WHAT NEEDS TO BE DONE:
Copy all of the material below exactly.

LISTED RECORDS:
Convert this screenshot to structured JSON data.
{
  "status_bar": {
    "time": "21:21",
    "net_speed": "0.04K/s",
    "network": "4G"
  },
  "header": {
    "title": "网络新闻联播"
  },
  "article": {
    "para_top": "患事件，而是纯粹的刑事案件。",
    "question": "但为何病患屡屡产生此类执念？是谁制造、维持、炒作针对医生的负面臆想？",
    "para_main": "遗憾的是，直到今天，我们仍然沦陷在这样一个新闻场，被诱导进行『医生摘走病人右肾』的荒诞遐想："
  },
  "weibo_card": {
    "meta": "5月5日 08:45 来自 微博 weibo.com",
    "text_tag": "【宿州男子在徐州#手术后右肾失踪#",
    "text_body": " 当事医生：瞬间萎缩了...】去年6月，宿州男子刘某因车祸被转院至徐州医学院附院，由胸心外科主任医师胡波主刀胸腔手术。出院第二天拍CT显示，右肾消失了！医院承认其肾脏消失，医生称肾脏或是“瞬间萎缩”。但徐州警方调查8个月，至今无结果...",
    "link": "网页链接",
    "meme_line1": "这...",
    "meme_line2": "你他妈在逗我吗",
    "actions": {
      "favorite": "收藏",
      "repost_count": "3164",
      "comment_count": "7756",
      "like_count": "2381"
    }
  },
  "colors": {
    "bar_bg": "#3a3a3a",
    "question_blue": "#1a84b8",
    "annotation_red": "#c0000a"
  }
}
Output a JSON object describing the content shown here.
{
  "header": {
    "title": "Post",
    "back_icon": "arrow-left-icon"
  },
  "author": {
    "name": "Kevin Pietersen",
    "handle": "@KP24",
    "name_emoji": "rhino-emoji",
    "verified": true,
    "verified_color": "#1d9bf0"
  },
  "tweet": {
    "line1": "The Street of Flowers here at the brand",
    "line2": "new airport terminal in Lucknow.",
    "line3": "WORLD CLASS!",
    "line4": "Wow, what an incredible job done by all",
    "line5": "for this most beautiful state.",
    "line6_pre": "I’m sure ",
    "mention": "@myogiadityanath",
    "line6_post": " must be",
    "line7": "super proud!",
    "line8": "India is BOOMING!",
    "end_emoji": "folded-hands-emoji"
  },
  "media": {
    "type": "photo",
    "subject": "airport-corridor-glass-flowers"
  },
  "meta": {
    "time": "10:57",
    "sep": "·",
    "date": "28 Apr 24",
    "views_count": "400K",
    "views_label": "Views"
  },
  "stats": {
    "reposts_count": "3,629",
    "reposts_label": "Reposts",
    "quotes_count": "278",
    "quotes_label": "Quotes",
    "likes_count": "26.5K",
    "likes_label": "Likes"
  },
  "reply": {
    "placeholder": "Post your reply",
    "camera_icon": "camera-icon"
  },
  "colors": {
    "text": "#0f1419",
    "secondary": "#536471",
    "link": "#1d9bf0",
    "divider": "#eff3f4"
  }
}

SOLUTION TO THIS PROBLEM:
Convert this screenshot to structured JSON data.
{
  "status_bar": {
    "time": "21:21",
    "net_speed": "0.04K/s",
    "network": "4G"
  },
  "header": {
    "title": "网络新闻联播"
  },
  "article": {
    "para_top": "患事件，而是纯粹的刑事案件。",
    "question": "但为何病患屡屡产生此类执念？是谁制造、维持、炒作针对医生的负面臆想？",
    "para_main": "遗憾的是，直到今天，我们仍然沦陷在这样一个新闻场，被诱导进行『医生摘走病人右肾』的荒诞遐想："
  },
  "weibo_card": {
    "meta": "5月5日 08:45 来自 微博 weibo.com",
    "text_tag": "【宿州男子在徐州#手术后右肾失踪#",
    "text_body": " 当事医生：瞬间萎缩了...】去年6月，宿州男子刘某因车祸被转院至徐州医学院附院，由胸心外科主任医师胡波主刀胸腔手术。出院第二天拍CT显示，右肾消失了！医院承认其肾脏消失，医生称肾脏或是“瞬间萎缩”。但徐州警方调查8个月，至今无结果...",
    "link": "网页链接",
    "meme_line1": "这...",
    "meme_line2": "你他妈在逗我吗",
    "actions": {
      "favorite": "收藏",
      "repost_count": "3164",
      "comment_count": "7756",
      "like_count": "2381"
    }
  },
  "colors": {
    "bar_bg": "#3a3a3a",
    "question_blue": "#1a84b8",
    "annotation_red": "#c0000a"
  }
}
Output a JSON object describing the content shown here.
{
  "header": {
    "title": "Post",
    "back_icon": "arrow-left-icon"
  },
  "author": {
    "name": "Kevin Pietersen",
    "handle": "@KP24",
    "name_emoji": "rhino-emoji",
    "verified": true,
    "verified_color": "#1d9bf0"
  },
  "tweet": {
    "line1": "The Street of Flowers here at the brand",
    "line2": "new airport terminal in Lucknow.",
    "line3": "WORLD CLASS!",
    "line4": "Wow, what an incredible job done by all",
    "line5": "for this most beautiful state.",
    "line6_pre": "I’m sure ",
    "mention": "@myogiadityanath",
    "line6_post": " must be",
    "line7": "super proud!",
    "line8": "India is BOOMING!",
    "end_emoji": "folded-hands-emoji"
  },
  "media": {
    "type": "photo",
    "subject": "airport-corridor-glass-flowers"
  },
  "meta": {
    "time": "10:57",
    "sep": "·",
    "date": "28 Apr 24",
    "views_count": "400K",
    "views_label": "Views"
  },
  "stats": {
    "reposts_count": "3,629",
    "reposts_label": "Reposts",
    "quotes_count": "278",
    "quotes_label": "Quotes",
    "likes_count": "26.5K",
    "likes_label": "Likes"
  },
  "reply": {
    "placeholder": "Post your reply",
    "camera_icon": "camera-icon"
  },
  "colors": {
    "text": "#0f1419",
    "secondary": "#536471",
    "link": "#1d9bf0",
    "divider": "#eff3f4"
  }
}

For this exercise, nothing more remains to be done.